WHAT IS REQUIRED: Each record must be reproduced exactly as it is shown.

MATERIALS PROVIDED:
START

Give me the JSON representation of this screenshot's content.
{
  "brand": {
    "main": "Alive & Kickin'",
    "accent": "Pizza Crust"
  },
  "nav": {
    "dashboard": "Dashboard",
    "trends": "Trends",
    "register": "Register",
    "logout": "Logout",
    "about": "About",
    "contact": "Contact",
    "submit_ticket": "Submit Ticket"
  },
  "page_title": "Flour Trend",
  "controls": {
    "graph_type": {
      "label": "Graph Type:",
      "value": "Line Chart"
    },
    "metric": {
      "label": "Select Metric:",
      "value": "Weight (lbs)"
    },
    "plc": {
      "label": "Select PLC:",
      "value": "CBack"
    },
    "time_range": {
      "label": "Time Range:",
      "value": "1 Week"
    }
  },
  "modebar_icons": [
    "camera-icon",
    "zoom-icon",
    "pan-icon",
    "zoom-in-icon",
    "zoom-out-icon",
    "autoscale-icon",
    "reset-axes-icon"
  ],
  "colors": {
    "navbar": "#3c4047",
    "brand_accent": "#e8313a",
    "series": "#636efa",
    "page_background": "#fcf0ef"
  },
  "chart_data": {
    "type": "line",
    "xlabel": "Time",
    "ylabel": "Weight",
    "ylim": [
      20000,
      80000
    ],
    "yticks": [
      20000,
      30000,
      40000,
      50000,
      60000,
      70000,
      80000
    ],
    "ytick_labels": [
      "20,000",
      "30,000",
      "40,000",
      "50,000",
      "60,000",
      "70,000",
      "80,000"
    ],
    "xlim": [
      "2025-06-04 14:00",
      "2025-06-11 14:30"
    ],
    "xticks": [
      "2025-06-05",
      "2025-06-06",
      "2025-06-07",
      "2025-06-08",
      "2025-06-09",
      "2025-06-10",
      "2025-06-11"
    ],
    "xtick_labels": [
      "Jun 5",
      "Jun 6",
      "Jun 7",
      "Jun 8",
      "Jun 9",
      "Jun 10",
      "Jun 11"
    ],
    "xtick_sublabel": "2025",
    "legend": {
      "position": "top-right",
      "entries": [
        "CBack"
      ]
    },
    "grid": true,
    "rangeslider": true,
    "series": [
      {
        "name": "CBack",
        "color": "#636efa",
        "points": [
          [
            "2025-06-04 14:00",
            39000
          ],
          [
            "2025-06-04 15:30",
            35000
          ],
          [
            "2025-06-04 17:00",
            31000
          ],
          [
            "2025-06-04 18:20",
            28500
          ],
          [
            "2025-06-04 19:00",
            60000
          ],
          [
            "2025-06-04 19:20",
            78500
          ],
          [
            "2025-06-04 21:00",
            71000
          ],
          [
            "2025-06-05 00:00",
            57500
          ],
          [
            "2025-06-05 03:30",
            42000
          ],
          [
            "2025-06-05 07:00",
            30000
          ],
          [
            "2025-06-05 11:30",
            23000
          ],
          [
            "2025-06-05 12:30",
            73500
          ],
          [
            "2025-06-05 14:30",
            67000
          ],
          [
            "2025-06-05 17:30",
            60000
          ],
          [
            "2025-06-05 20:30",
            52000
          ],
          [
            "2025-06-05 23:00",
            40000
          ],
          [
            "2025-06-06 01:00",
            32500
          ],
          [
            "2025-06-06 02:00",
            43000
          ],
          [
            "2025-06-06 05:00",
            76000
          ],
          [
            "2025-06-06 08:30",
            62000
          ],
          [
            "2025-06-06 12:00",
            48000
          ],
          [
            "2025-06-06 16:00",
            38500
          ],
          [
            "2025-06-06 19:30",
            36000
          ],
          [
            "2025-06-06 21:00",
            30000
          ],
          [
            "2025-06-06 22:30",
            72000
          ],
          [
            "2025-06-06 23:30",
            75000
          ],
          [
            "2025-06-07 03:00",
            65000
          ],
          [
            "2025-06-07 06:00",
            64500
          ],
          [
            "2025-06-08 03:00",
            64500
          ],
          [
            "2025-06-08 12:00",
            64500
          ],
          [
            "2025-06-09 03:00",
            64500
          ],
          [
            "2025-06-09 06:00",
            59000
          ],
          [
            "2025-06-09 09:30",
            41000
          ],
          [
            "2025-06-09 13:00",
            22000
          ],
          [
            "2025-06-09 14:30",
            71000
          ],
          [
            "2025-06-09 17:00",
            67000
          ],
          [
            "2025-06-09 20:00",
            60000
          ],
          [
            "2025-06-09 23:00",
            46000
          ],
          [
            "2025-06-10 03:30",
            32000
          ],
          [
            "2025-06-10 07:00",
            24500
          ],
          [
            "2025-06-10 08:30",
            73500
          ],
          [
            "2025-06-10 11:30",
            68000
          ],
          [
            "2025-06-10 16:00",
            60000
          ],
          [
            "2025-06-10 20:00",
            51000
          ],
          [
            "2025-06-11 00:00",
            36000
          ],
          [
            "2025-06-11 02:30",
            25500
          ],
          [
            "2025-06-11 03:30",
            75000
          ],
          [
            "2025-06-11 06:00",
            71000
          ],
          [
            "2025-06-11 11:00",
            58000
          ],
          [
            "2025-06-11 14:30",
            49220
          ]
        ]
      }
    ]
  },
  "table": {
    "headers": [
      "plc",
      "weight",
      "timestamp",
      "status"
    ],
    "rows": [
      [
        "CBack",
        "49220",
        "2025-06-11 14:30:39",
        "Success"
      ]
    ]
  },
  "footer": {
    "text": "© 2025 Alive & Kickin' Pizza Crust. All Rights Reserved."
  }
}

END

EXERCISE SOLUTION:
Give me the JSON representation of this screenshot's content.
{
  "brand": {
    "main": "Alive & Kickin'",
    "accent": "Pizza Crust"
  },
  "nav": {
    "dashboard": "Dashboard",
    "trends": "Trends",
    "register": "Register",
    "logout": "Logout",
    "about": "About",
    "contact": "Contact",
    "submit_ticket": "Submit Ticket"
  },
  "page_title": "Flour Trend",
  "controls": {
    "graph_type": {
      "label": "Graph Type:",
      "value": "Line Chart"
    },
    "metric": {
      "label": "Select Metric:",
      "value": "Weight (lbs)"
    },
    "plc": {
      "label": "Select PLC:",
      "value": "CBack"
    },
    "time_range": {
      "label": "Time Range:",
      "value": "1 Week"
    }
  },
  "modebar_icons": [
    "camera-icon",
    "zoom-icon",
    "pan-icon",
    "zoom-in-icon",
    "zoom-out-icon",
    "autoscale-icon",
    "reset-axes-icon"
  ],
  "colors": {
    "navbar": "#3c4047",
    "brand_accent": "#e8313a",
    "series": "#636efa",
    "page_background": "#fcf0ef"
  },
  "chart_data": {
    "type": "line",
    "xlabel": "Time",
    "ylabel": "Weight",
    "ylim": [
      20000,
      80000
    ],
    "yticks": [
      20000,
      30000,
      40000,
      50000,
      60000,
      70000,
      80000
    ],
    "ytick_labels": [
      "20,000",
      "30,000",
      "40,000",
      "50,000",
      "60,000",
      "70,000",
      "80,000"
    ],
    "xlim": [
      "2025-06-04 14:00",
      "2025-06-11 14:30"
    ],
    "xticks": [
      "2025-06-05",
      "2025-06-06",
      "2025-06-07",
      "2025-06-08",
      "2025-06-09",
      "2025-06-10",
      "2025-06-11"
    ],
    "xtick_labels": [
      "Jun 5",
      "Jun 6",
      "Jun 7",
      "Jun 8",
      "Jun 9",
      "Jun 10",
      "Jun 11"
    ],
    "xtick_sublabel": "2025",
    "legend": {
      "position": "top-right",
      "entries": [
        "CBack"
      ]
    },
    "grid": true,
    "rangeslider": true,
    "series": [
      {
        "name": "CBack",
        "color": "#636efa",
        "points": [
          [
            "2025-06-04 14:00",
            39000
          ],
          [
            "2025-06-04 15:30",
            35000
          ],
          [
            "2025-06-04 17:00",
            31000
          ],
          [
            "2025-06-04 18:20",
            28500
          ],
          [
            "2025-06-04 19:00",
            60000
          ],
          [
            "2025-06-04 19:20",
            78500
          ],
          [
            "2025-06-04 21:00",
            71000
          ],
          [
            "2025-06-05 00:00",
            57500
          ],
          [
            "2025-06-05 03:30",
            42000
          ],
          [
            "2025-06-05 07:00",
            30000
          ],
          [
            "2025-06-05 11:30",
            23000
          ],
          [
            "2025-06-05 12:30",
            73500
          ],
          [
            "2025-06-05 14:30",
            67000
          ],
          [
            "2025-06-05 17:30",
            60000
          ],
          [
            "2025-06-05 20:30",
            52000
          ],
          [
            "2025-06-05 23:00",
            40000
          ],
          [
            "2025-06-06 01:00",
            32500
          ],
          [
            "2025-06-06 02:00",
            43000
          ],
          [
            "2025-06-06 05:00",
            76000
          ],
          [
            "2025-06-06 08:30",
            62000
          ],
          [
            "2025-06-06 12:00",
            48000
          ],
          [
            "2025-06-06 16:00",
            38500
          ],
          [
            "2025-06-06 19:30",
            36000
          ],
          [
            "2025-06-06 21:00",
            30000
          ],
          [
            "2025-06-06 22:30",
            72000
          ],
          [
            "2025-06-06 23:30",
            75000
          ],
          [
            "2025-06-07 03:00",
            65000
          ],
          [
            "2025-06-07 06:00",
            64500
          ],
          [
            "2025-06-08 03:00",
            64500
          ],
          [
            "2025-06-08 12:00",
            64500
          ],
          [
            "2025-06-09 03:00",
            64500
          ],
          [
            "2025-06-09 06:00",
            59000
          ],
          [
            "2025-06-09 09:30",
            41000
          ],
          [
            "2025-06-09 13:00",
            22000
          ],
          [
            "2025-06-09 14:30",
            71000
          ],
          [
            "2025-06-09 17:00",
            67000
          ],
          [
            "2025-06-09 20:00",
            60000
          ],
          [
            "2025-06-09 23:00",
            46000
          ],
          [
            "2025-06-10 03:30",
            32000
          ],
          [
            "2025-06-10 07:00",
            24500
          ],
          [
            "2025-06-10 08:30",
            73500
          ],
          [
            "2025-06-10 11:30",
            68000
          ],
          [
            "2025-06-10 16:00",
            60000
          ],
          [
            "2025-06-10 20:00",
            51000
          ],
          [
            "2025-06-11 00:00",
            36000
          ],
          [
            "2025-06-11 02:30",
            25500
          ],
          [
            "2025-06-11 03:30",
            75000
          ],
          [
            "2025-06-11 06:00",
            71000
          ],
          [
            "2025-06-11 11:00",
            58000
          ],
          [
            "2025-06-11 14:30",
            49220
          ]
        ]
      }
    ]
  },
  "table": {
    "headers": [
      "plc",
      "weight",
      "timestamp",
      "status"
    ],
    "rows": [
      [
        "CBack",
        "49220",
        "2025-06-11 14:30:39",
        "Success"
      ]
    ]
  },
  "footer": {
    "text": "© 2025 Alive & Kickin' Pizza Crust. All Rights Reserved."
  }
}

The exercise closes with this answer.